Stored records

========================================================================

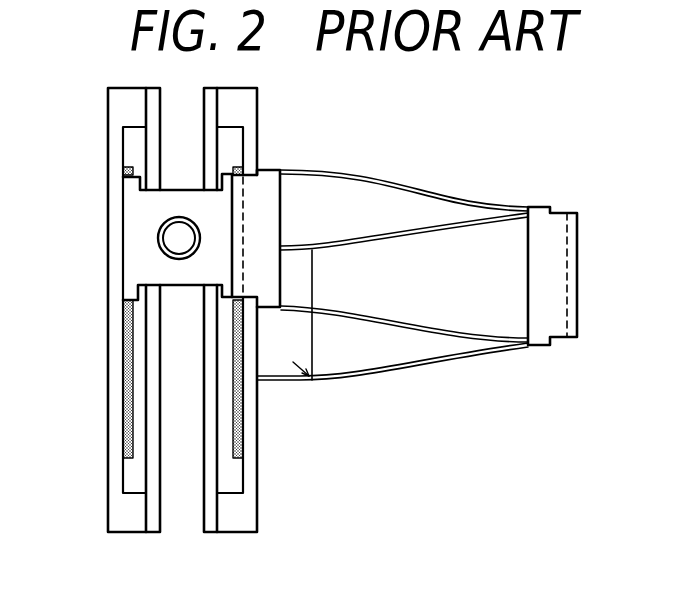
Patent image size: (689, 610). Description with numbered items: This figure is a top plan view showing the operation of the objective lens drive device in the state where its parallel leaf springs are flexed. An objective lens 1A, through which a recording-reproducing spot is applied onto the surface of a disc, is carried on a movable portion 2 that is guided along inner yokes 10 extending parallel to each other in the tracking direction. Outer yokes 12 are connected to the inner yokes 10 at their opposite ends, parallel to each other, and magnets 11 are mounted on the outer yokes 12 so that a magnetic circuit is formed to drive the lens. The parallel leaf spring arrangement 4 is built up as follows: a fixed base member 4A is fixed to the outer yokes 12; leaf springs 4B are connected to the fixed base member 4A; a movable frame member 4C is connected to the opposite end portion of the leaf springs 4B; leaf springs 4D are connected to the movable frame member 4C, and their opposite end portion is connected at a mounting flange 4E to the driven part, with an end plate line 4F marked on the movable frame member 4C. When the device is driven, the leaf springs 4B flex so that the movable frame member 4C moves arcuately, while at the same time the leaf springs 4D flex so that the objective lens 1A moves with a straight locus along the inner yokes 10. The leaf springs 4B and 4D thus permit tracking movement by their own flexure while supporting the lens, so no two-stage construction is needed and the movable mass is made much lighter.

The objective lens 1A is at (160, 232).
The slider body 2 is at (142, 237).
The flexure arm assembly 4 is at (443, 267).
The fixed base member 4A is at (316, 383).
The leaf springs 4B is at (340, 244).
The movable frame member 4C is at (567, 335).
The leaf springs 4D is at (382, 180).
The mounting flange 4E is at (272, 176).
The end plate line 4F is at (553, 233).
The inner yokes 10 is at (177, 330).
The magnets 11 is at (127, 333).
The outer yokes 12 is at (108, 483).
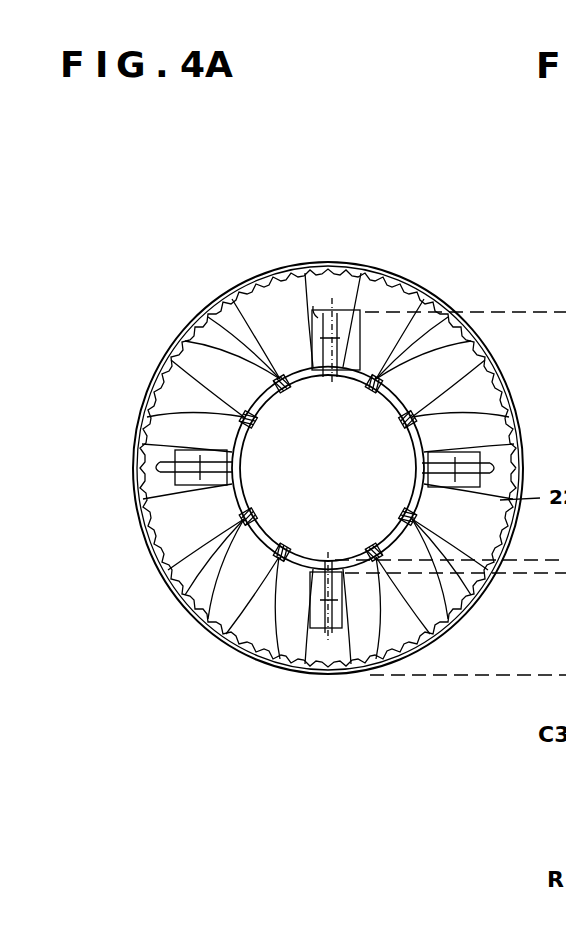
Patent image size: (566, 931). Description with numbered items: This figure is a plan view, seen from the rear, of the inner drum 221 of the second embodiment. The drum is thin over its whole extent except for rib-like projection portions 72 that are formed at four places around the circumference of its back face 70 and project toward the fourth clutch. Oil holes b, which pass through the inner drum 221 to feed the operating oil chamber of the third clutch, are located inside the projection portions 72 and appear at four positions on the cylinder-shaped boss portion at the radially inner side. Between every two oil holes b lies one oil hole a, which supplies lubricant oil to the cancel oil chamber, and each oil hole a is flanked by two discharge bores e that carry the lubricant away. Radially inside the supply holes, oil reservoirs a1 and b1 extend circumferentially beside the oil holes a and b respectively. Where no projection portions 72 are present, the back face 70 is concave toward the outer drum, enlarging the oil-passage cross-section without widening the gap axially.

The inner drum 221 is at (198, 216).
The back face 70 is at (273, 300).
The projection portions 72 is at (303, 307).
The oil holes a is at (471, 341).
The oil reservoirs a1 is at (448, 317).
The oil holes b is at (336, 308).
The oil reservoirs b1 is at (361, 273).
The discharge bores e is at (424, 299).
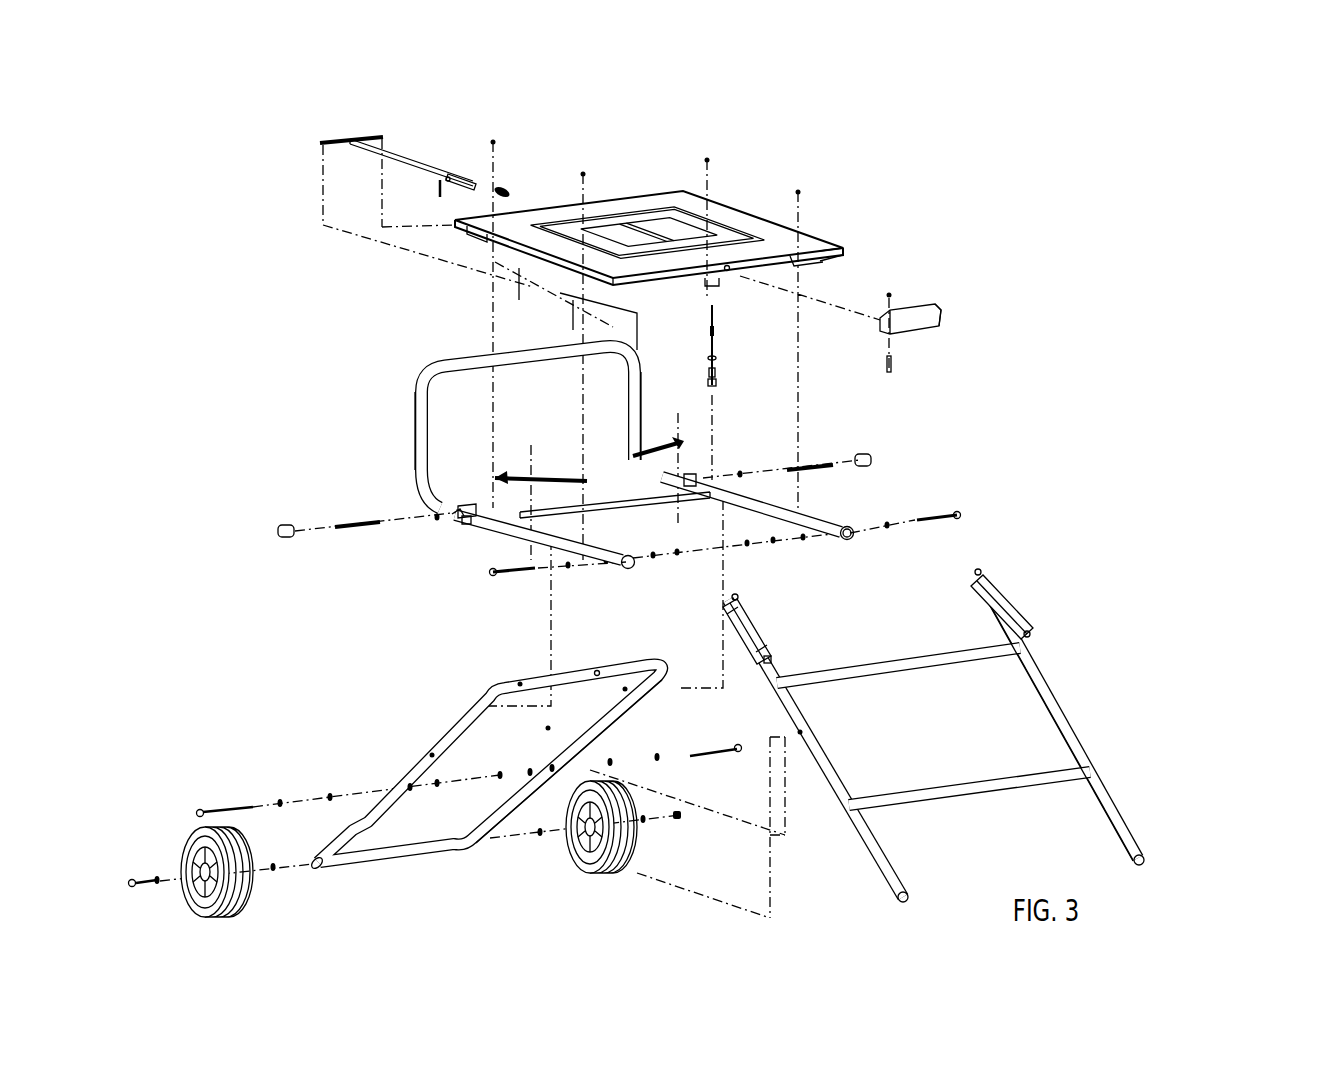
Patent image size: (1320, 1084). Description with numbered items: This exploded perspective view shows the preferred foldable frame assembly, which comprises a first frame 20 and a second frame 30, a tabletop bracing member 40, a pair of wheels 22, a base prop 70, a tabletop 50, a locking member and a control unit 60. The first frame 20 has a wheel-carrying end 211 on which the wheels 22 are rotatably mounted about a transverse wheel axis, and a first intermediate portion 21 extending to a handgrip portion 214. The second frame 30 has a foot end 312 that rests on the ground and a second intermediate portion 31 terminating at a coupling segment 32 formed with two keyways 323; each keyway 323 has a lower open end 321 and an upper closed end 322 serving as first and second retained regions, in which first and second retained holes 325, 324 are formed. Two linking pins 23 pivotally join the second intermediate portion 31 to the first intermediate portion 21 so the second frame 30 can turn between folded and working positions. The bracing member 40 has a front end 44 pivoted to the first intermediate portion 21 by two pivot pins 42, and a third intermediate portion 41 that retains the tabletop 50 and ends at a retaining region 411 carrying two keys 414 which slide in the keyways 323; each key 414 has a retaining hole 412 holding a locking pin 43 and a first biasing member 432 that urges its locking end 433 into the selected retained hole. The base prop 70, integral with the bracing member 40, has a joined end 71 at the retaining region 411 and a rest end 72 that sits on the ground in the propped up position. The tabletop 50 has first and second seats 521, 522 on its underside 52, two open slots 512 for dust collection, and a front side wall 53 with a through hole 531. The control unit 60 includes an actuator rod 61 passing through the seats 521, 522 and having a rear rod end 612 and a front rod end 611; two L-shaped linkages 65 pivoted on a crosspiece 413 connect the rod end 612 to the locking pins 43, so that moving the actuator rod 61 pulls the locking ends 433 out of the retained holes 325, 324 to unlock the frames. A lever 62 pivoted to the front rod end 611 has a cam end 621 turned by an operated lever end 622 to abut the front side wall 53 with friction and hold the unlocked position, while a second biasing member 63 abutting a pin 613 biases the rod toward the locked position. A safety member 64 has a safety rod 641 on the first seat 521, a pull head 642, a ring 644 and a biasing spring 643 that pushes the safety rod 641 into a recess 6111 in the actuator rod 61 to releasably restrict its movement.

The first frame 20 is at (417, 746).
The first intermediate portion 21 is at (610, 736).
The wheel-carrying end 211 is at (325, 872).
The handgrip portion 214 is at (597, 673).
The wheels 22 is at (186, 846).
The linking pins 23 is at (732, 747).
The second frame 30 is at (1087, 714).
The second intermediate portion 31 is at (1087, 752).
The foot end 312 is at (1146, 858).
The coupling segment 32 is at (1012, 604).
The lower open end 321 is at (1032, 636).
The upper closed end 322 is at (975, 573).
The keyways 323 is at (752, 622).
The second retained holes 324 is at (740, 600).
The first retained holes 325 is at (772, 658).
The tabletop bracing member 40 is at (453, 526).
The third intermediate portion 41 is at (498, 530).
The retaining region 411 is at (466, 504).
The retaining hole 412 is at (458, 509).
The crosspiece 413 is at (643, 505).
The keys 414 is at (699, 478).
The pivot pins 42 is at (927, 517).
The locking pins 43 is at (835, 467).
The first biasing members 432 is at (378, 522).
The locking end 433 is at (286, 525).
The front end 44 is at (850, 542).
The tabletop 50 is at (729, 201).
The open slots 512 is at (660, 232).
The underside 52 is at (840, 252).
The first seat 521 is at (721, 286).
The second seat 522 is at (612, 243).
The front side wall 53 is at (795, 264).
The through hole 531 is at (730, 269).
The control unit 60 is at (415, 153).
The actuator rod 61 is at (440, 162).
The front rod end 611 is at (462, 176).
The recess 6111 is at (446, 181).
The rear rod end 612 is at (333, 140).
The pin 613 is at (436, 187).
The lever 62 is at (915, 330).
The cam end 621 is at (892, 298).
The operated lever end 622 is at (942, 313).
The second biasing member 63 is at (506, 189).
The safety member 64 is at (708, 370).
The safety rod 641 is at (718, 378).
The pull head 642 is at (718, 395).
The biasing spring 643 is at (710, 330).
The ring 644 is at (718, 360).
The L-shaped linkages 65 is at (645, 455).
The base prop 70 is at (407, 365).
The joined end 71 is at (626, 447).
The rest end 72 is at (414, 400).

========================================================================

EXERCISE PROMPT
Set down every one of the lines above word for word, leaving the pictures out.

RESULT FOR THIS EXERCISE
Patent image size: (689, 610). Description with numbered items: This figure is a top plan view showing the operation of the objective lens drive device in the state where its parallel leaf springs are flexed. An objective lens 1A, through which a recording-reproducing spot is applied onto the surface of a disc, is carried on a movable portion 2 that is guided along inner yokes 10 extending parallel to each other in the tracking direction. Outer yokes 12 are connected to the inner yokes 10 at their opposite ends, parallel to each other, and magnets 11 are mounted on the outer yokes 12 so that a magnetic circuit is formed to drive the lens. The parallel leaf spring arrangement 4 is built up as follows: a fixed base member 4A is fixed to the outer yokes 12; leaf springs 4B are connected to the fixed base member 4A; a movable frame member 4C is connected to the opposite end portion of the leaf springs 4B; leaf springs 4D are connected to the movable frame member 4C, and their opposite end portion is connected at a mounting flange 4E to the driven part, with an end plate line 4F marked on the movable frame member 4C. When the device is driven, the leaf springs 4B flex so that the movable frame member 4C moves arcuately, while at the same time the leaf springs 4D flex so that the objective lens 1A moves with a straight locus along the inner yokes 10. The leaf springs 4B and 4D thus permit tracking movement by their own flexure while supporting the lens, so no two-stage construction is needed and the movable mass is made much lighter.

The objective lens 1A is at (160, 232).
The slider body 2 is at (142, 237).
The flexure arm assembly 4 is at (443, 267).
The fixed base member 4A is at (316, 383).
The leaf springs 4B is at (340, 244).
The movable frame member 4C is at (567, 335).
The leaf springs 4D is at (382, 180).
The mounting flange 4E is at (272, 176).
The end plate line 4F is at (553, 233).
The inner yokes 10 is at (177, 330).
The magnets 11 is at (127, 333).
The outer yokes 12 is at (108, 483).
Patent image size: (566, 931). Description with numbered items: This figure is a plan view, seen from the rear, of the inner drum 221 of the second embodiment. The drum is thin over its whole extent except for rib-like projection portions 72 that are formed at four places around the circumference of its back face 70 and project toward the fourth clutch. Oil holes b, which pass through the inner drum 221 to feed the operating oil chamber of the third clutch, are located inside the projection portions 72 and appear at four positions on the cylinder-shaped boss portion at the radially inner side. Between every two oil holes b lies one oil hole a, which supplies lubricant oil to the cancel oil chamber, and each oil hole a is flanked by two discharge bores e that carry the lubricant away. Radially inside the supply holes, oil reservoirs a1 and b1 extend circumferentially beside the oil holes a and b respectively. Where no projection portions 72 are present, the back face 70 is concave toward the outer drum, enlarging the oil-passage cross-section without widening the gap axially.

The inner drum 221 is at (198, 216).
The back face 70 is at (273, 300).
The projection portions 72 is at (303, 307).
The oil holes a is at (471, 341).
The oil reservoirs a1 is at (448, 317).
The oil holes b is at (336, 308).
The oil reservoirs b1 is at (361, 273).
The discharge bores e is at (424, 299).
Patent image size: (1320, 1084). Description with numbered items: This exploded perspective view shows the preferred foldable frame assembly, which comprises a first frame 20 and a second frame 30, a tabletop bracing member 40, a pair of wheels 22, a base prop 70, a tabletop 50, a locking member and a control unit 60. The first frame 20 has a wheel-carrying end 211 on which the wheels 22 are rotatably mounted about a transverse wheel axis, and a first intermediate portion 21 extending to a handgrip portion 214. The second frame 30 has a foot end 312 that rests on the ground and a second intermediate portion 31 terminating at a coupling segment 32 formed with two keyways 323; each keyway 323 has a lower open end 321 and an upper closed end 322 serving as first and second retained regions, in which first and second retained holes 325, 324 are formed. Two linking pins 23 pivotally join the second intermediate portion 31 to the first intermediate portion 21 so the second frame 30 can turn between folded and working positions. The bracing member 40 has a front end 44 pivoted to the first intermediate portion 21 by two pivot pins 42, and a third intermediate portion 41 that retains the tabletop 50 and ends at a retaining region 411 carrying two keys 414 which slide in the keyways 323; each key 414 has a retaining hole 412 holding a locking pin 43 and a first biasing member 432 that urges its locking end 433 into the selected retained hole. The base prop 70, integral with the bracing member 40, has a joined end 71 at the retaining region 411 and a rest end 72 that sits on the ground in the propped up position. The tabletop 50 has first and second seats 521, 522 on its underside 52, two open slots 512 for dust collection, and a front side wall 53 with a through hole 531. The control unit 60 includes an actuator rod 61 passing through the seats 521, 522 and having a rear rod end 612 and a front rod end 611; two L-shaped linkages 65 pivoted on a crosspiece 413 connect the rod end 612 to the locking pins 43, so that moving the actuator rod 61 pulls the locking ends 433 out of the retained holes 325, 324 to unlock the frames. A lever 62 pivoted to the front rod end 611 has a cam end 621 turned by an operated lever end 622 to abut the front side wall 53 with friction and hold the unlocked position, while a second biasing member 63 abutting a pin 613 biases the rod toward the locked position. A safety member 64 has a safety rod 641 on the first seat 521, a pull head 642, a ring 644 and a biasing spring 643 that pushes the safety rod 641 into a recess 6111 in the actuator rod 61 to releasably restrict its movement.

The first frame 20 is at (417, 746).
The first intermediate portion 21 is at (610, 736).
The wheel-carrying end 211 is at (325, 872).
The handgrip portion 214 is at (597, 673).
The wheels 22 is at (186, 846).
The linking pins 23 is at (732, 747).
The second frame 30 is at (1087, 714).
The second intermediate portion 31 is at (1087, 752).
The foot end 312 is at (1146, 858).
The coupling segment 32 is at (1012, 604).
The lower open end 321 is at (1032, 636).
The upper closed end 322 is at (975, 573).
The keyways 323 is at (752, 622).
The second retained holes 324 is at (740, 600).
The first retained holes 325 is at (772, 658).
The tabletop bracing member 40 is at (453, 526).
The third intermediate portion 41 is at (498, 530).
The retaining region 411 is at (466, 504).
The retaining hole 412 is at (458, 509).
The crosspiece 413 is at (643, 505).
The keys 414 is at (699, 478).
The pivot pins 42 is at (927, 517).
The locking pins 43 is at (835, 467).
The first biasing members 432 is at (378, 522).
The locking end 433 is at (286, 525).
The front end 44 is at (850, 542).
The tabletop 50 is at (729, 201).
The open slots 512 is at (660, 232).
The underside 52 is at (840, 252).
The first seat 521 is at (721, 286).
The second seat 522 is at (612, 243).
The front side wall 53 is at (795, 264).
The through hole 531 is at (730, 269).
The control unit 60 is at (415, 153).
The actuator rod 61 is at (440, 162).
The front rod end 611 is at (462, 176).
The recess 6111 is at (446, 181).
The rear rod end 612 is at (333, 140).
The pin 613 is at (436, 187).
The lever 62 is at (915, 330).
The cam end 621 is at (892, 298).
The operated lever end 622 is at (942, 313).
The second biasing member 63 is at (506, 189).
The safety member 64 is at (708, 370).
The safety rod 641 is at (718, 378).
The pull head 642 is at (718, 395).
The biasing spring 643 is at (710, 330).
The ring 644 is at (718, 360).
The L-shaped linkages 65 is at (645, 455).
The base prop 70 is at (407, 365).
The joined end 71 is at (626, 447).
The rest end 72 is at (414, 400).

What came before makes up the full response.